Entries from a dataset:
-- begin --

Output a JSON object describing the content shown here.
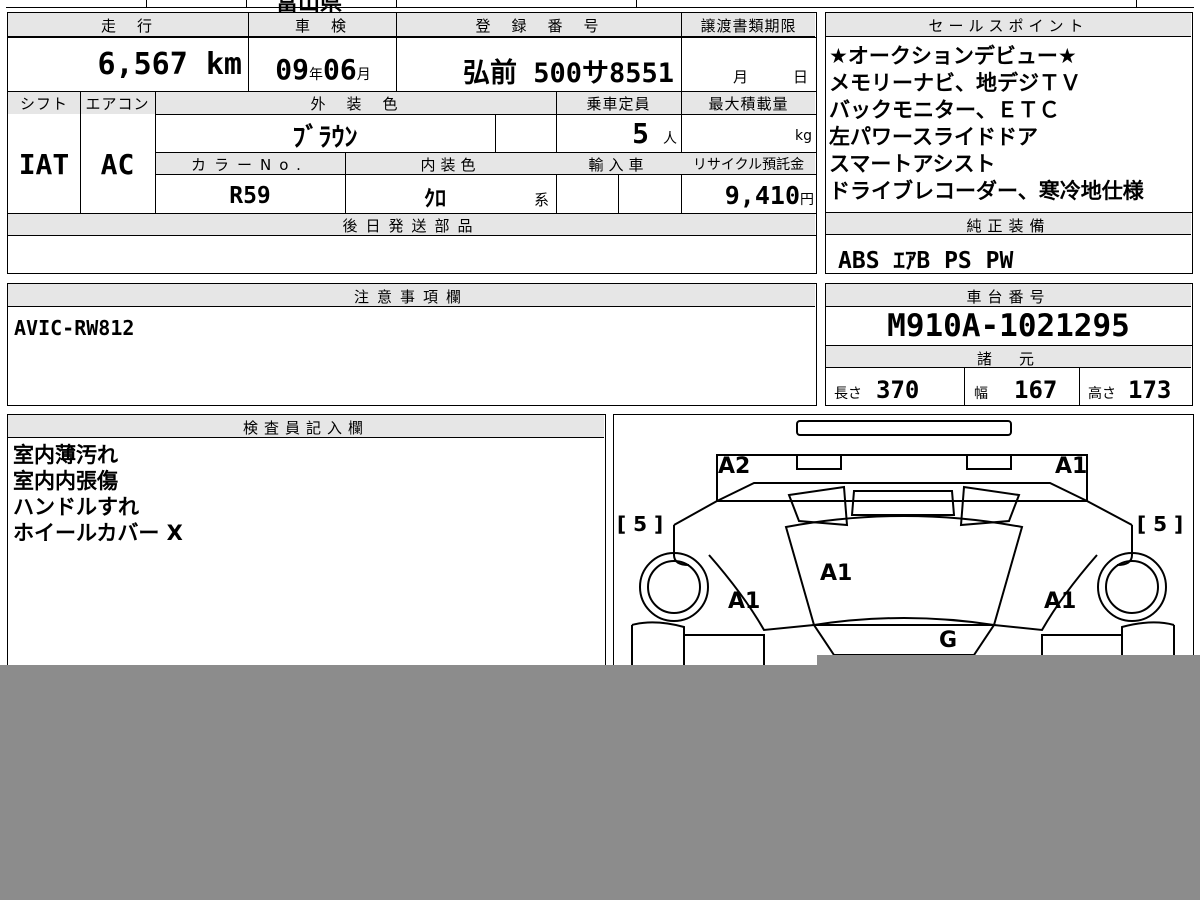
{
  "top_text": "富山県",
  "headers": {
    "mileage": "走　行",
    "inspection": "車　検",
    "registration": "登　録　番　号",
    "transfer_deadline": "譲渡書類期限",
    "sales_points": "セールスポイント",
    "shift": "シフト",
    "aircon": "エアコン",
    "exterior_color": "外　装　色",
    "capacity": "乗車定員",
    "max_load": "最大積載量",
    "color_no": "カラーNo.",
    "interior_color": "内装色",
    "import": "輸入車",
    "recycle_fee": "リサイクル預託金",
    "later_parts": "後日発送部品",
    "genuine_equipment": "純正装備",
    "remarks": "注意事項欄",
    "chassis_no": "車台番号",
    "dimensions": "諸　元",
    "inspector": "検査員記入欄"
  },
  "values": {
    "mileage": "6,567",
    "mileage_unit": "km",
    "inspection_year": "09",
    "year_unit": "年",
    "inspection_month": "06",
    "month_unit": "月",
    "registration_number": "弘前 500サ8551",
    "deadline_month_unit": "月",
    "deadline_day_unit": "日",
    "shift": "IAT",
    "aircon": "AC",
    "exterior_color": "ﾌﾞﾗｳﾝ",
    "capacity": "5",
    "capacity_unit": "人",
    "max_load_unit": "kg",
    "color_no": "R59",
    "interior_color": "ｸﾛ",
    "interior_suffix": "系",
    "recycle_fee": "9,410",
    "recycle_unit": "円",
    "genuine_equipment": "ABS ｴｱB PS PW",
    "remarks": "AVIC-RW812",
    "chassis_number": "M910A-1021295",
    "length_label": "長さ",
    "length": "370",
    "width_label": "幅",
    "width": "167",
    "height_label": "高さ",
    "height": "173"
  },
  "sales_points": [
    "★オークションデビュー★",
    "メモリーナビ、地デジＴＶ",
    "バックモニター、ＥＴＣ",
    "左パワースライドドア",
    "スマートアシスト",
    "ドライブレコーダー、寒冷地仕様"
  ],
  "inspector_notes": [
    "室内薄汚れ",
    "室内内張傷",
    "ハンドルすれ",
    "ホイールカバー X"
  ],
  "diagram": {
    "front_left": "A2",
    "front_right": "A1",
    "left_bracket": "[ 5 ]",
    "right_bracket": "[ 5 ]",
    "hood": "A1",
    "left_fender": "A1",
    "right_fender": "A1",
    "windshield": "G"
  },
  "colors": {
    "header_bg": "#e6e6e6",
    "overlay_gray": "#8c8c8c"
  }
}
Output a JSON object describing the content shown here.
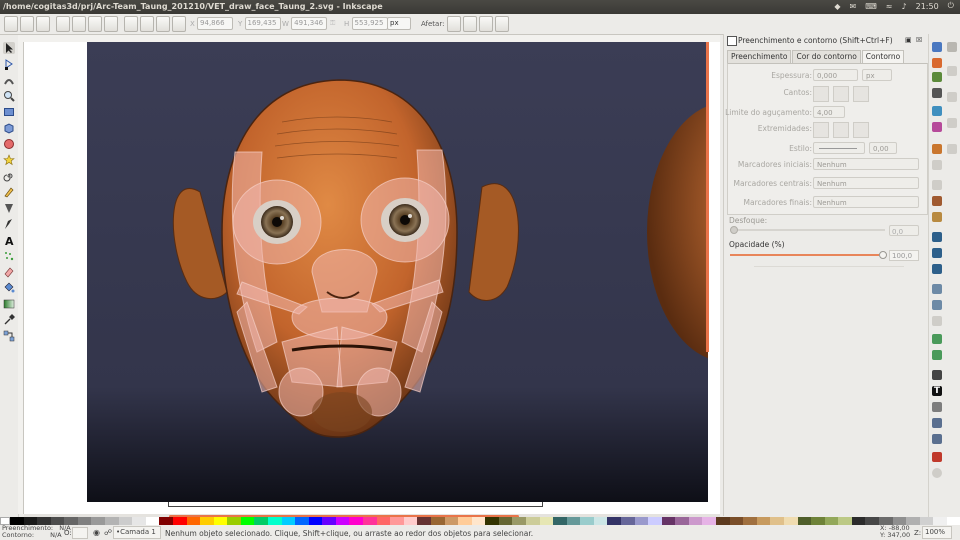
{
  "window": {
    "title": "/home/cogitas3d/prj/Arc-Team_Taung_201210/VET_draw_face_Taung_2.svg - Inkscape",
    "clock": "21:50"
  },
  "controls": {
    "x_label": "X",
    "x_value": "94,866",
    "y_label": "Y",
    "y_value": "169,435",
    "w_label": "W",
    "w_value": "491,346",
    "h_label": "H",
    "h_value": "553,925",
    "unit": "px",
    "affect_label": "Afetar:"
  },
  "panel": {
    "title": "Preenchimento e contorno (Shift+Ctrl+F)",
    "tabs": [
      "Preenchimento",
      "Cor do contorno",
      "Contorno"
    ],
    "active_tab": 2,
    "width_label": "Espessura:",
    "width_value": "0,000",
    "width_unit": "px",
    "join_label": "Cantos:",
    "miter_label": "Limite do aguçamento:",
    "miter_value": "4,00",
    "cap_label": "Extremidades:",
    "dash_label": "Estilo:",
    "dash_value": "0,00",
    "marker_start_label": "Marcadores iniciais:",
    "marker_start_value": "Nenhum",
    "marker_mid_label": "Marcadores centrais:",
    "marker_mid_value": "Nenhum",
    "marker_end_label": "Marcadores finais:",
    "marker_end_value": "Nenhum",
    "blur_label": "Desfoque:",
    "blur_value": "0,0",
    "opacity_label": "Opacidade (%)",
    "opacity_value": "100,0",
    "opacity_level": 1.0,
    "blur_level": 0.0
  },
  "status": {
    "fill_label": "Preenchimento:",
    "fill_value": "N/A",
    "stroke_label": "Contorno:",
    "stroke_value": "N/A",
    "opacity_label": "O:",
    "layer": "•Camada 1",
    "message": "Nenhum objeto selecionado. Clique, Shift+clique, ou arraste ao redor dos objetos para selecionar.",
    "cursor_x_label": "X:",
    "cursor_x": "-88,00",
    "cursor_y_label": "Y:",
    "cursor_y": "347,00",
    "zoom_label": "Z:",
    "zoom": "100%"
  },
  "colors": {
    "canvas_bg": "#3b3d55",
    "skin": "#d4703a",
    "muscle": "#f0b7ad",
    "accent": "#e8855a"
  },
  "palette": [
    "#000000",
    "#1a1a1a",
    "#333333",
    "#4d4d4d",
    "#666666",
    "#808080",
    "#999999",
    "#b3b3b3",
    "#cccccc",
    "#e6e6e6",
    "#ffffff",
    "#800000",
    "#ff0000",
    "#ff6600",
    "#ffcc00",
    "#ffff00",
    "#99cc00",
    "#00ff00",
    "#00cc66",
    "#00ffcc",
    "#00ccff",
    "#0066ff",
    "#0000ff",
    "#6600ff",
    "#cc00ff",
    "#ff00cc",
    "#ff3399",
    "#ff6666",
    "#ff9999",
    "#ffcccc",
    "#663333",
    "#996633",
    "#cc9966",
    "#ffcc99",
    "#ffe6cc",
    "#333300",
    "#666633",
    "#999966",
    "#cccc99",
    "#e6e6b3",
    "#336666",
    "#669999",
    "#99cccc",
    "#cce6e6",
    "#333366",
    "#666699",
    "#9999cc",
    "#ccccff",
    "#663366",
    "#996699",
    "#cc99cc",
    "#e6b3e6",
    "#5c3a1e",
    "#7a4e29",
    "#a0703f",
    "#c79a5e",
    "#e0c08a",
    "#f0dcb0",
    "#4f5e2a",
    "#6e8238",
    "#93a85a",
    "#bcc985",
    "#2b2b2b",
    "#474747",
    "#6b6b6b",
    "#8f8f8f",
    "#b0b0b0",
    "#d0d0d0",
    "#f0f0f0",
    "#ffffff"
  ]
}
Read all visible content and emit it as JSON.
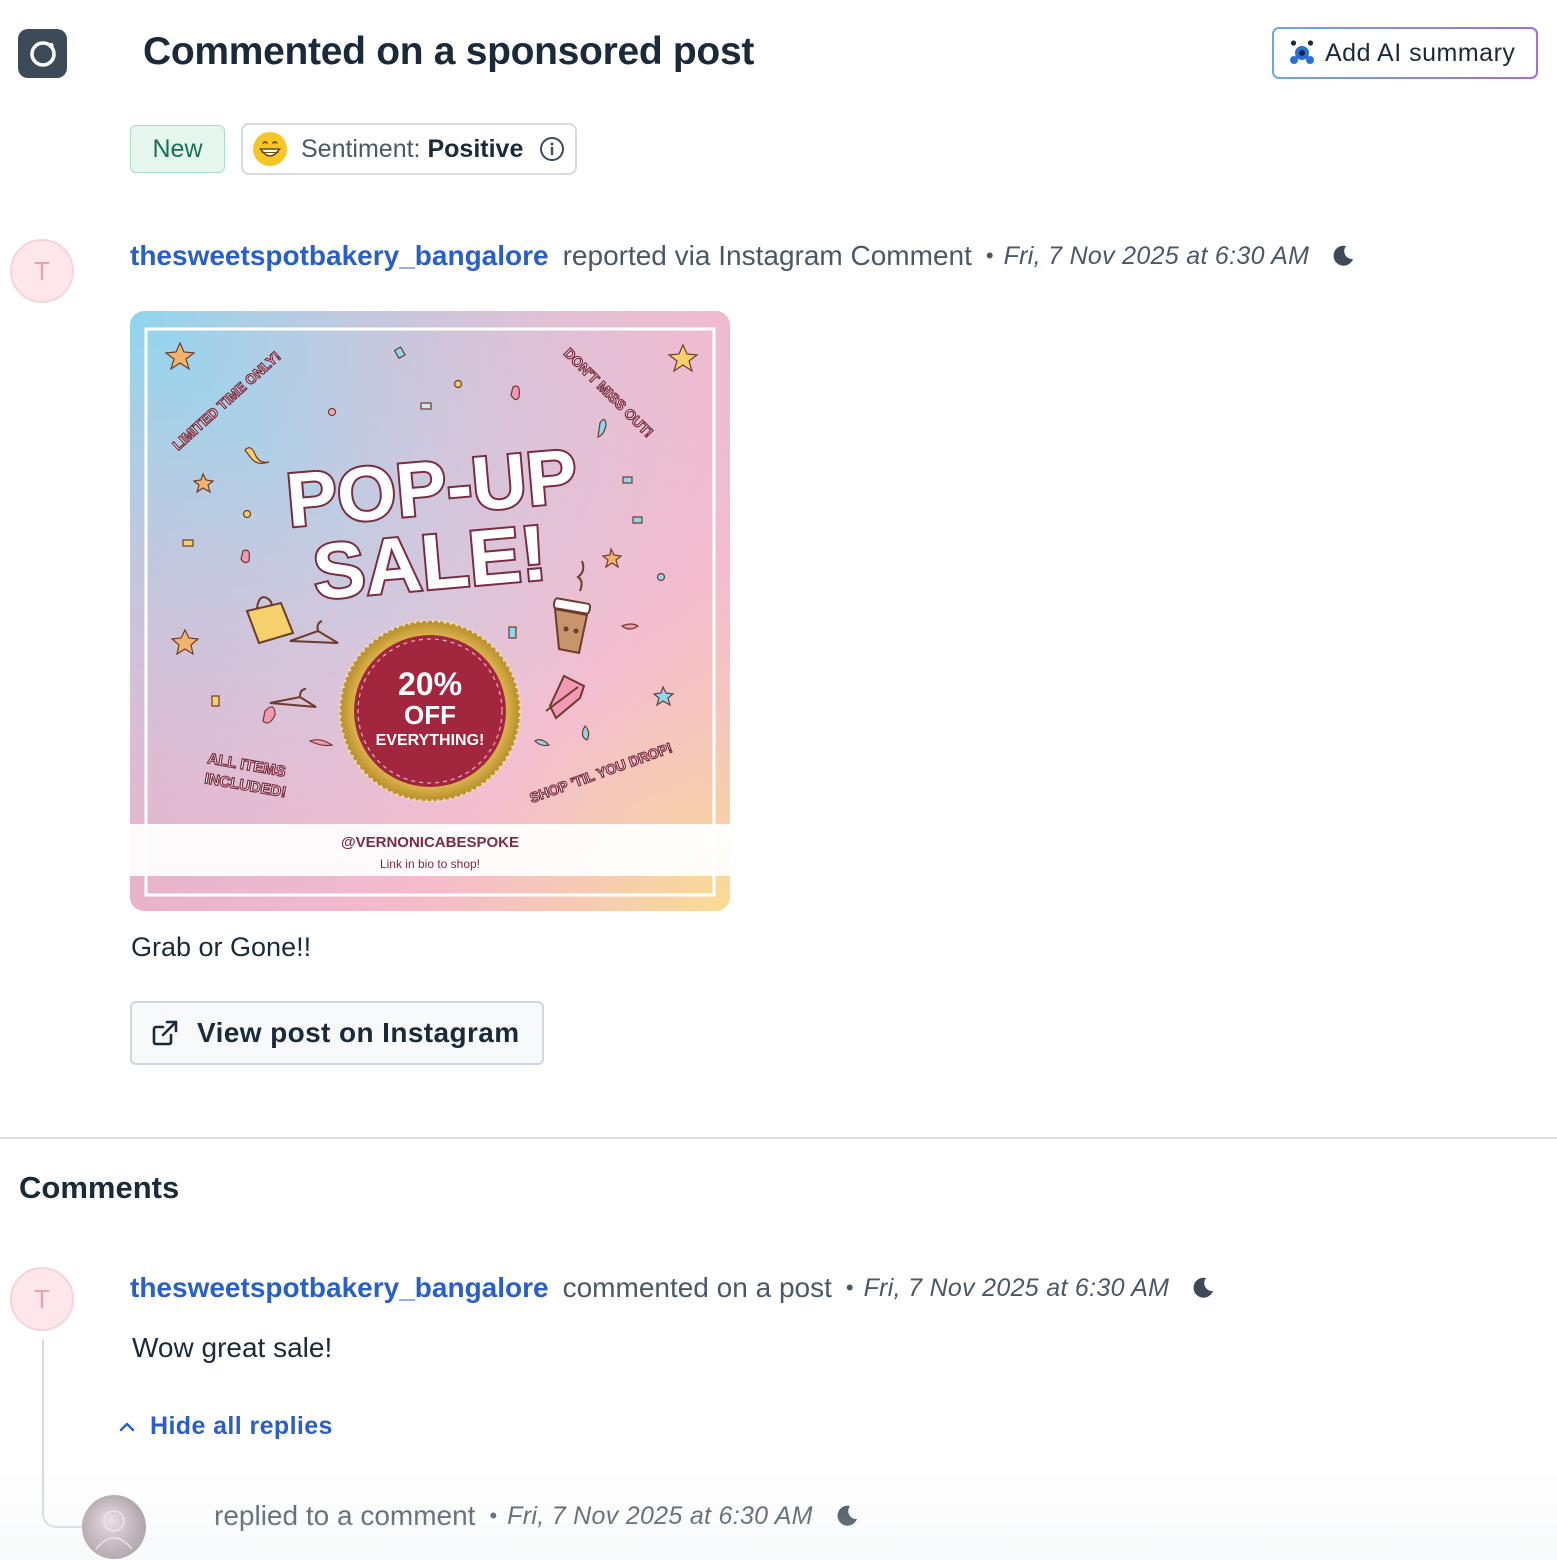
{
  "header": {
    "icon": "instagram-icon",
    "title": "Commented on a sponsored post",
    "ai_summary_label": "Add AI summary"
  },
  "tags": {
    "status": "New",
    "sentiment_label": "Sentiment:",
    "sentiment_value": "Positive"
  },
  "post": {
    "author": "thesweetspotbakery_bangalore",
    "action": "reported via Instagram Comment",
    "timestamp": "Fri, 7 Nov 2025 at 6:30 AM",
    "avatar_letter": "T",
    "image": {
      "corner_top_left": "LIMITED TIME ONLY!",
      "corner_top_right": "DON'T MISS OUT!",
      "headline_1": "POP-UP",
      "headline_2": "SALE!",
      "badge_1": "20%",
      "badge_2": "OFF",
      "badge_3": "EVERYTHING!",
      "corner_bottom_left_1": "ALL ITEMS",
      "corner_bottom_left_2": "INCLUDED!",
      "corner_bottom_right": "SHOP 'TIL YOU DROP!",
      "handle": "@VERNONICABESPOKE",
      "link_text": "Link in bio to shop!"
    },
    "caption": "Grab or Gone!!",
    "view_button_label": "View post on Instagram"
  },
  "comments": {
    "heading": "Comments",
    "items": [
      {
        "author": "thesweetspotbakery_bangalore",
        "action": "commented on a post",
        "timestamp": "Fri, 7 Nov 2025 at 6:30 AM",
        "avatar_letter": "T",
        "body": "Wow great sale!",
        "hide_replies_label": "Hide all replies",
        "reply": {
          "action": "replied to a comment",
          "timestamp": "Fri, 7 Nov 2025 at 6:30 AM"
        }
      }
    ]
  },
  "colors": {
    "link_blue": "#2860c8",
    "text_dark": "#1b2a3a",
    "new_tag_green": "#17734e",
    "sale_badge_maroon": "#a3263f"
  }
}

-- end --

Repeat each entry above word for word, leaving every picture out.

ANSWER:
Output a JSON object describing the content shown here.
{
  "top_text": "富山県",
  "headers": {
    "mileage": "走　行",
    "inspection": "車　検",
    "registration": "登　録　番　号",
    "transfer_deadline": "譲渡書類期限",
    "sales_points": "セールスポイント",
    "shift": "シフト",
    "aircon": "エアコン",
    "exterior_color": "外　装　色",
    "capacity": "乗車定員",
    "max_load": "最大積載量",
    "color_no": "カラーNo.",
    "interior_color": "内装色",
    "import": "輸入車",
    "recycle_fee": "リサイクル預託金",
    "later_parts": "後日発送部品",
    "genuine_equipment": "純正装備",
    "remarks": "注意事項欄",
    "chassis_no": "車台番号",
    "dimensions": "諸　元",
    "inspector": "検査員記入欄"
  },
  "values": {
    "mileage": "6,567",
    "mileage_unit": "km",
    "inspection_year": "09",
    "year_unit": "年",
    "inspection_month": "06",
    "month_unit": "月",
    "registration_number": "弘前 500サ8551",
    "deadline_month_unit": "月",
    "deadline_day_unit": "日",
    "shift": "IAT",
    "aircon": "AC",
    "exterior_color": "ﾌﾞﾗｳﾝ",
    "capacity": "5",
    "capacity_unit": "人",
    "max_load_unit": "kg",
    "color_no": "R59",
    "interior_color": "ｸﾛ",
    "interior_suffix": "系",
    "recycle_fee": "9,410",
    "recycle_unit": "円",
    "genuine_equipment": "ABS ｴｱB PS PW",
    "remarks": "AVIC-RW812",
    "chassis_number": "M910A-1021295",
    "length_label": "長さ",
    "length": "370",
    "width_label": "幅",
    "width": "167",
    "height_label": "高さ",
    "height": "173"
  },
  "sales_points": [
    "★オークションデビュー★",
    "メモリーナビ、地デジＴＶ",
    "バックモニター、ＥＴＣ",
    "左パワースライドドア",
    "スマートアシスト",
    "ドライブレコーダー、寒冷地仕様"
  ],
  "inspector_notes": [
    "室内薄汚れ",
    "室内内張傷",
    "ハンドルすれ",
    "ホイールカバー X"
  ],
  "diagram": {
    "front_left": "A2",
    "front_right": "A1",
    "left_bracket": "[ 5 ]",
    "right_bracket": "[ 5 ]",
    "hood": "A1",
    "left_fender": "A1",
    "right_fender": "A1",
    "windshield": "G"
  },
  "colors": {
    "header_bg": "#e6e6e6",
    "overlay_gray": "#8c8c8c"
  }
}
Output a JSON object describing the content shown here.
{
  "window": {
    "title": "/home/cogitas3d/prj/Arc-Team_Taung_201210/VET_draw_face_Taung_2.svg - Inkscape",
    "clock": "21:50"
  },
  "controls": {
    "x_label": "X",
    "x_value": "94,866",
    "y_label": "Y",
    "y_value": "169,435",
    "w_label": "W",
    "w_value": "491,346",
    "h_label": "H",
    "h_value": "553,925",
    "unit": "px",
    "affect_label": "Afetar:"
  },
  "panel": {
    "title": "Preenchimento e contorno (Shift+Ctrl+F)",
    "tabs": [
      "Preenchimento",
      "Cor do contorno",
      "Contorno"
    ],
    "active_tab": 2,
    "width_label": "Espessura:",
    "width_value": "0,000",
    "width_unit": "px",
    "join_label": "Cantos:",
    "miter_label": "Limite do aguçamento:",
    "miter_value": "4,00",
    "cap_label": "Extremidades:",
    "dash_label": "Estilo:",
    "dash_value": "0,00",
    "marker_start_label": "Marcadores iniciais:",
    "marker_start_value": "Nenhum",
    "marker_mid_label": "Marcadores centrais:",
    "marker_mid_value": "Nenhum",
    "marker_end_label": "Marcadores finais:",
    "marker_end_value": "Nenhum",
    "blur_label": "Desfoque:",
    "blur_value": "0,0",
    "opacity_label": "Opacidade (%)",
    "opacity_value": "100,0",
    "opacity_level": 1.0,
    "blur_level": 0.0
  },
  "status": {
    "fill_label": "Preenchimento:",
    "fill_value": "N/A",
    "stroke_label": "Contorno:",
    "stroke_value": "N/A",
    "opacity_label": "O:",
    "layer": "•Camada 1",
    "message": "Nenhum objeto selecionado. Clique, Shift+clique, ou arraste ao redor dos objetos para selecionar.",
    "cursor_x_label": "X:",
    "cursor_x": "-88,00",
    "cursor_y_label": "Y:",
    "cursor_y": "347,00",
    "zoom_label": "Z:",
    "zoom": "100%"
  },
  "colors": {
    "canvas_bg": "#3b3d55",
    "skin": "#d4703a",
    "muscle": "#f0b7ad",
    "accent": "#e8855a"
  },
  "palette": [
    "#000000",
    "#1a1a1a",
    "#333333",
    "#4d4d4d",
    "#666666",
    "#808080",
    "#999999",
    "#b3b3b3",
    "#cccccc",
    "#e6e6e6",
    "#ffffff",
    "#800000",
    "#ff0000",
    "#ff6600",
    "#ffcc00",
    "#ffff00",
    "#99cc00",
    "#00ff00",
    "#00cc66",
    "#00ffcc",
    "#00ccff",
    "#0066ff",
    "#0000ff",
    "#6600ff",
    "#cc00ff",
    "#ff00cc",
    "#ff3399",
    "#ff6666",
    "#ff9999",
    "#ffcccc",
    "#663333",
    "#996633",
    "#cc9966",
    "#ffcc99",
    "#ffe6cc",
    "#333300",
    "#666633",
    "#999966",
    "#cccc99",
    "#e6e6b3",
    "#336666",
    "#669999",
    "#99cccc",
    "#cce6e6",
    "#333366",
    "#666699",
    "#9999cc",
    "#ccccff",
    "#663366",
    "#996699",
    "#cc99cc",
    "#e6b3e6",
    "#5c3a1e",
    "#7a4e29",
    "#a0703f",
    "#c79a5e",
    "#e0c08a",
    "#f0dcb0",
    "#4f5e2a",
    "#6e8238",
    "#93a85a",
    "#bcc985",
    "#2b2b2b",
    "#474747",
    "#6b6b6b",
    "#8f8f8f",
    "#b0b0b0",
    "#d0d0d0",
    "#f0f0f0",
    "#ffffff"
  ]
}
Read all visible content and emit it as JSON.
{
  "header": {
    "icon": "instagram-icon",
    "title": "Commented on a sponsored post",
    "ai_summary_label": "Add AI summary"
  },
  "tags": {
    "status": "New",
    "sentiment_label": "Sentiment:",
    "sentiment_value": "Positive"
  },
  "post": {
    "author": "thesweetspotbakery_bangalore",
    "action": "reported via Instagram Comment",
    "timestamp": "Fri, 7 Nov 2025 at 6:30 AM",
    "avatar_letter": "T",
    "image": {
      "corner_top_left": "LIMITED TIME ONLY!",
      "corner_top_right": "DON'T MISS OUT!",
      "headline_1": "POP-UP",
      "headline_2": "SALE!",
      "badge_1": "20%",
      "badge_2": "OFF",
      "badge_3": "EVERYTHING!",
      "corner_bottom_left_1": "ALL ITEMS",
      "corner_bottom_left_2": "INCLUDED!",
      "corner_bottom_right": "SHOP 'TIL YOU DROP!",
      "handle": "@VERNONICABESPOKE",
      "link_text": "Link in bio to shop!"
    },
    "caption": "Grab or Gone!!",
    "view_button_label": "View post on Instagram"
  },
  "comments": {
    "heading": "Comments",
    "items": [
      {
        "author": "thesweetspotbakery_bangalore",
        "action": "commented on a post",
        "timestamp": "Fri, 7 Nov 2025 at 6:30 AM",
        "avatar_letter": "T",
        "body": "Wow great sale!",
        "hide_replies_label": "Hide all replies",
        "reply": {
          "action": "replied to a comment",
          "timestamp": "Fri, 7 Nov 2025 at 6:30 AM"
        }
      }
    ]
  },
  "colors": {
    "link_blue": "#2860c8",
    "text_dark": "#1b2a3a",
    "new_tag_green": "#17734e",
    "sale_badge_maroon": "#a3263f"
  }
}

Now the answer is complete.